- **PROBLEM DESCRIPTION**
Search the records for the word "DELHEZ" and pick out every line that has it.

- **RECORDED DATA**
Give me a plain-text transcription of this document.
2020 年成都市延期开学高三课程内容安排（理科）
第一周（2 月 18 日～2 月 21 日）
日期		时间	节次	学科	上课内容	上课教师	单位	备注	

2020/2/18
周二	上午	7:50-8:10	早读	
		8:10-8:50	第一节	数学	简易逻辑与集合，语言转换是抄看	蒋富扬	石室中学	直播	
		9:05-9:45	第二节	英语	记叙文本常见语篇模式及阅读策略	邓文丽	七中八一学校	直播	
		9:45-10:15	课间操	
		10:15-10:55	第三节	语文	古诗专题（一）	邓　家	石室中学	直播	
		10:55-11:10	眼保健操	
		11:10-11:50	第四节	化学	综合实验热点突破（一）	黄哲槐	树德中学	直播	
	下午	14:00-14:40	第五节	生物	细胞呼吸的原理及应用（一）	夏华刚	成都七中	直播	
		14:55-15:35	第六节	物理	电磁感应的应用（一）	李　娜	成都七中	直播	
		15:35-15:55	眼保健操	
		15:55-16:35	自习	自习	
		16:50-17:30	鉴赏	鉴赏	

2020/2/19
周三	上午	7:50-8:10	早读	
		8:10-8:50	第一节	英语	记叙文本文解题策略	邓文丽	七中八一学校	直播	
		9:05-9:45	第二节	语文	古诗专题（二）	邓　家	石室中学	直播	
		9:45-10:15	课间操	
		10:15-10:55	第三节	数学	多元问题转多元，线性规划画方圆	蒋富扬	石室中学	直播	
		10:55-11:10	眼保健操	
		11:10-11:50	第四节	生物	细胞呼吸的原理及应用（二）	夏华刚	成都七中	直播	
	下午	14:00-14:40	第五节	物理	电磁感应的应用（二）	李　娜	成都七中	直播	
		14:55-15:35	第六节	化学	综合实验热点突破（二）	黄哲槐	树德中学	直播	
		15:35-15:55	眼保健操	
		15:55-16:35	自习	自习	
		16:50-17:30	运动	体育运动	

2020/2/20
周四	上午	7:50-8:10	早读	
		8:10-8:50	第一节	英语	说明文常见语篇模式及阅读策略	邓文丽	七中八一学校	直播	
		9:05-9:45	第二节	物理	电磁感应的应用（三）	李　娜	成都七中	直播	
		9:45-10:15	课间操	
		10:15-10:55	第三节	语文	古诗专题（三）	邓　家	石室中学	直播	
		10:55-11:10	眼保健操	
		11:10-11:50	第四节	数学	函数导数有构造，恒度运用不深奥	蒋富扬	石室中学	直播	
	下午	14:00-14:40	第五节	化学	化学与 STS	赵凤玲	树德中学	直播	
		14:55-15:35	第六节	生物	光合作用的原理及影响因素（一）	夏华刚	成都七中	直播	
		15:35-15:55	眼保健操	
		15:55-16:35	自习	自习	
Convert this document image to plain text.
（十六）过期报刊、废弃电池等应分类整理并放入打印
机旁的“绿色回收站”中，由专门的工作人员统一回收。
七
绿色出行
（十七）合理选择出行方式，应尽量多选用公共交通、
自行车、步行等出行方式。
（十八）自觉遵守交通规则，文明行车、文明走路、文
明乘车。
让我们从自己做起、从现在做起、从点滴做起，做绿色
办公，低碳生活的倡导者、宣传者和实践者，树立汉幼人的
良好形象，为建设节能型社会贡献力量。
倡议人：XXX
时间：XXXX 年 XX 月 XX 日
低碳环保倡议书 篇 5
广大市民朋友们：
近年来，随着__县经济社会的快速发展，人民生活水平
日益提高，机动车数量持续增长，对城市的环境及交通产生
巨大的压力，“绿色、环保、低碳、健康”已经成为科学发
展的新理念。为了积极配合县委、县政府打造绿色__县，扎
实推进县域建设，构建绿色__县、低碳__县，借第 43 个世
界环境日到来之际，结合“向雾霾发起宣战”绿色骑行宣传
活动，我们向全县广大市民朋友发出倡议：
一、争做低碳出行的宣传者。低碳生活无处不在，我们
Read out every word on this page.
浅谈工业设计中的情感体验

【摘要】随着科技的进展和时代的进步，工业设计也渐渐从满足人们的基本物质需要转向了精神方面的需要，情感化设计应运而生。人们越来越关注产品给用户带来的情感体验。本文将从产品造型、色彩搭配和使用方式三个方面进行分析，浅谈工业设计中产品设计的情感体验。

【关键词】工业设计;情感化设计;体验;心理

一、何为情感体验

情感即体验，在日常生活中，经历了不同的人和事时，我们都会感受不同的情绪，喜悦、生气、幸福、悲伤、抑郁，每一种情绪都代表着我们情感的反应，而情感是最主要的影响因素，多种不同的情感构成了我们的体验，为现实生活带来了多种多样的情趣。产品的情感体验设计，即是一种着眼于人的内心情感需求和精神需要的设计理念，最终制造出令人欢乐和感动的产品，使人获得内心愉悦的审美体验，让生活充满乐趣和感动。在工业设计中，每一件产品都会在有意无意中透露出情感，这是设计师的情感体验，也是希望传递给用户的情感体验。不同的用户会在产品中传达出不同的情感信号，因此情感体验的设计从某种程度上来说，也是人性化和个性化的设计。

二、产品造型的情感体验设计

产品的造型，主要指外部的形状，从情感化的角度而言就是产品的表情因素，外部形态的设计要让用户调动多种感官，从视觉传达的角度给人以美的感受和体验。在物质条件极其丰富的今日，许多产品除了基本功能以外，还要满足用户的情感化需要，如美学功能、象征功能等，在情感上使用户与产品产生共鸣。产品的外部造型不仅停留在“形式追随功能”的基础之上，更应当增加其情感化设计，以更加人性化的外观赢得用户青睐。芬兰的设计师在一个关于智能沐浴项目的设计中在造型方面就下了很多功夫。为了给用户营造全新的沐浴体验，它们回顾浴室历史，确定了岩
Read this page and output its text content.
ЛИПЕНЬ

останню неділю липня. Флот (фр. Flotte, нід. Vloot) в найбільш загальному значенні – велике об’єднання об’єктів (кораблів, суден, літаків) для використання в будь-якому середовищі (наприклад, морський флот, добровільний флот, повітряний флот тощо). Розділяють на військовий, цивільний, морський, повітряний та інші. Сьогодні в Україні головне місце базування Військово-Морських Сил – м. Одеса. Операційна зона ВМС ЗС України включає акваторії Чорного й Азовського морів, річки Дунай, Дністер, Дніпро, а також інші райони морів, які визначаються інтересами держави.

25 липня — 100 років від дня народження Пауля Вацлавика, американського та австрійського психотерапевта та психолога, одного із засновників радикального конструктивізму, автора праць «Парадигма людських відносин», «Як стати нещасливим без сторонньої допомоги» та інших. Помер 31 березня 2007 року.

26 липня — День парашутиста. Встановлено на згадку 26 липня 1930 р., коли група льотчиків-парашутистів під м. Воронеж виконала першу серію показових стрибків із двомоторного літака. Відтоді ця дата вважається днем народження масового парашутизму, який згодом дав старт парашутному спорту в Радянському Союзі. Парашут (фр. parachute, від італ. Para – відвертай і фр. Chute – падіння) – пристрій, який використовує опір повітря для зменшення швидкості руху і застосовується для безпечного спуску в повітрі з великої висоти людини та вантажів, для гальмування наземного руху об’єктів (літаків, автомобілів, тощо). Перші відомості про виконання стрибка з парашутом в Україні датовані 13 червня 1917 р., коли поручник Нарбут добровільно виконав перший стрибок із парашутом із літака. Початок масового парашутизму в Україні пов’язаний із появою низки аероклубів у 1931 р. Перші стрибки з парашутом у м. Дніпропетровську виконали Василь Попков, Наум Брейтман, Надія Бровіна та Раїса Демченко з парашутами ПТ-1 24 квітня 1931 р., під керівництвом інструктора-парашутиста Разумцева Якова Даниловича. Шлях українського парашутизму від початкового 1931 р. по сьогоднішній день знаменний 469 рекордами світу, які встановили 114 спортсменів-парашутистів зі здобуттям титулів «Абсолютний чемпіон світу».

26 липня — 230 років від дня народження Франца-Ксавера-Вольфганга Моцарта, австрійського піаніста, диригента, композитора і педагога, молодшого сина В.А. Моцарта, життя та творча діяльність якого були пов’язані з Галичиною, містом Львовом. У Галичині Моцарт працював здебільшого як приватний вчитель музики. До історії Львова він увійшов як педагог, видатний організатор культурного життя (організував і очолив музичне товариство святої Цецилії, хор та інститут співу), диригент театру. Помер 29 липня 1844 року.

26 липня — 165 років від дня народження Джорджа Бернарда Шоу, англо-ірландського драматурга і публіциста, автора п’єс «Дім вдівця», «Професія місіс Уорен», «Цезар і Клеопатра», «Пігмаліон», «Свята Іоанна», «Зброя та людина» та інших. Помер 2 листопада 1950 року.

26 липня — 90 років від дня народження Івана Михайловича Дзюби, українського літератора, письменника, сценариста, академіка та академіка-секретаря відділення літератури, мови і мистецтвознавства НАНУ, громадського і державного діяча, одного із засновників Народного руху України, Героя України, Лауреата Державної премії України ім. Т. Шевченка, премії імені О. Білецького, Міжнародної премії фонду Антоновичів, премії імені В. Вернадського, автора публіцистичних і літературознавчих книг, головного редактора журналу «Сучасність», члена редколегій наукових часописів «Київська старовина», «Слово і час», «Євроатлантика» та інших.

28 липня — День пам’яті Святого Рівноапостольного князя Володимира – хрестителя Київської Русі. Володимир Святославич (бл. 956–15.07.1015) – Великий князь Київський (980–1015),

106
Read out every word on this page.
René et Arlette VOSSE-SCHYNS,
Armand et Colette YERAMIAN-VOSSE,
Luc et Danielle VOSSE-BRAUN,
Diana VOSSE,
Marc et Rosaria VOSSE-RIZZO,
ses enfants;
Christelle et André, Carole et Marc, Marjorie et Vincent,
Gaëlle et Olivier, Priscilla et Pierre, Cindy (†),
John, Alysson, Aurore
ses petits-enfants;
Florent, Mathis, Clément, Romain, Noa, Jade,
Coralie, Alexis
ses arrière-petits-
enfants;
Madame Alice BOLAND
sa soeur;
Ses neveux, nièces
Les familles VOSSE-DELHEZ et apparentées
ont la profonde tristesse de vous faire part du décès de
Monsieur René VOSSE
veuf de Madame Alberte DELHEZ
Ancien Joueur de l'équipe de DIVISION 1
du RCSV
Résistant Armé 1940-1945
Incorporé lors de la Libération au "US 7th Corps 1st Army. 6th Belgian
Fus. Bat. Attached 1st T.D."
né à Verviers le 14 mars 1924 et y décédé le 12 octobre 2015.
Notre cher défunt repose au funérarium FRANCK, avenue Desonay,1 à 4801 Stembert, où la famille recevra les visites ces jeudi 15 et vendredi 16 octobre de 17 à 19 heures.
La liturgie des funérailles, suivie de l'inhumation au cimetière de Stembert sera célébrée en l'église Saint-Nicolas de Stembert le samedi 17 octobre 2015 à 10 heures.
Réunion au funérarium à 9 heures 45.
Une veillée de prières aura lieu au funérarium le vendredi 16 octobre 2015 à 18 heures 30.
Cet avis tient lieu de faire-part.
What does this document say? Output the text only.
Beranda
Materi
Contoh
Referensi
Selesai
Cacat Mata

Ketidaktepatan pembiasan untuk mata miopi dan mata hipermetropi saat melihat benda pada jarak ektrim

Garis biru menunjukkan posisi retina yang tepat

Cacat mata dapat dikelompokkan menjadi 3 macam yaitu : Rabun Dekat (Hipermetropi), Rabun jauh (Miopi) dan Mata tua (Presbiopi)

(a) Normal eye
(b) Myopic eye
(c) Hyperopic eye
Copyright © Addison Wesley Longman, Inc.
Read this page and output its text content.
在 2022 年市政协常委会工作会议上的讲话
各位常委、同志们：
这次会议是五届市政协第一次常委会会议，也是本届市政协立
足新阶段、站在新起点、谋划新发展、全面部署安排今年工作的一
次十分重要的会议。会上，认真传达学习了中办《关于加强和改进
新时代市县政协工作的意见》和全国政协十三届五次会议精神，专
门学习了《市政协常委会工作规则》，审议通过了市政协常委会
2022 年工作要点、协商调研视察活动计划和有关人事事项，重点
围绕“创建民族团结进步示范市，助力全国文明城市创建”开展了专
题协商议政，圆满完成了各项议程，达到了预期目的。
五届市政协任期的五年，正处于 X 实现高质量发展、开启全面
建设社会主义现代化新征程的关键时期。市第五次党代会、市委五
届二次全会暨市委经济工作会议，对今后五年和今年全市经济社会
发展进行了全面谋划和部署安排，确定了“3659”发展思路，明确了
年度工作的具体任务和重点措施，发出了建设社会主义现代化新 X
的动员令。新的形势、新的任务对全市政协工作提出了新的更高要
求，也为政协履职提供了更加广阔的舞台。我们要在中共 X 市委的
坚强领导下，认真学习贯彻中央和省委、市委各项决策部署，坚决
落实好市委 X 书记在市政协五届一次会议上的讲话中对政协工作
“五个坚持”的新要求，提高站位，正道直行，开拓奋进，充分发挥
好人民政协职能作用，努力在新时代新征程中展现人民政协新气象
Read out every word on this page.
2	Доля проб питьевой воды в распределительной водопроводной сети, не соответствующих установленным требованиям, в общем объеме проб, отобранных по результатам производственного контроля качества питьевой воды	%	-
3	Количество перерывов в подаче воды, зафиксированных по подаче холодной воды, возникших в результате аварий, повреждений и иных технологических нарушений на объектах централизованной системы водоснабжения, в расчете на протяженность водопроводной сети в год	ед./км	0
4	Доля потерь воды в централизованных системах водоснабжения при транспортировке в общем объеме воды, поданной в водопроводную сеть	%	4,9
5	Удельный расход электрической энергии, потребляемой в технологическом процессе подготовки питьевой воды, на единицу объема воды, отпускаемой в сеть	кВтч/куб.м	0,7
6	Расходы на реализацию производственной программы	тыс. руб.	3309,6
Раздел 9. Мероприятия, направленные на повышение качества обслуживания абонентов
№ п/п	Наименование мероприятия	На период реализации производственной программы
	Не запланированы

- **RESPONSE TO THIS EXERCISE**
Les familles VOSSE-DELHEZ et apparentées
veuf de Madame Alberte DELHEZ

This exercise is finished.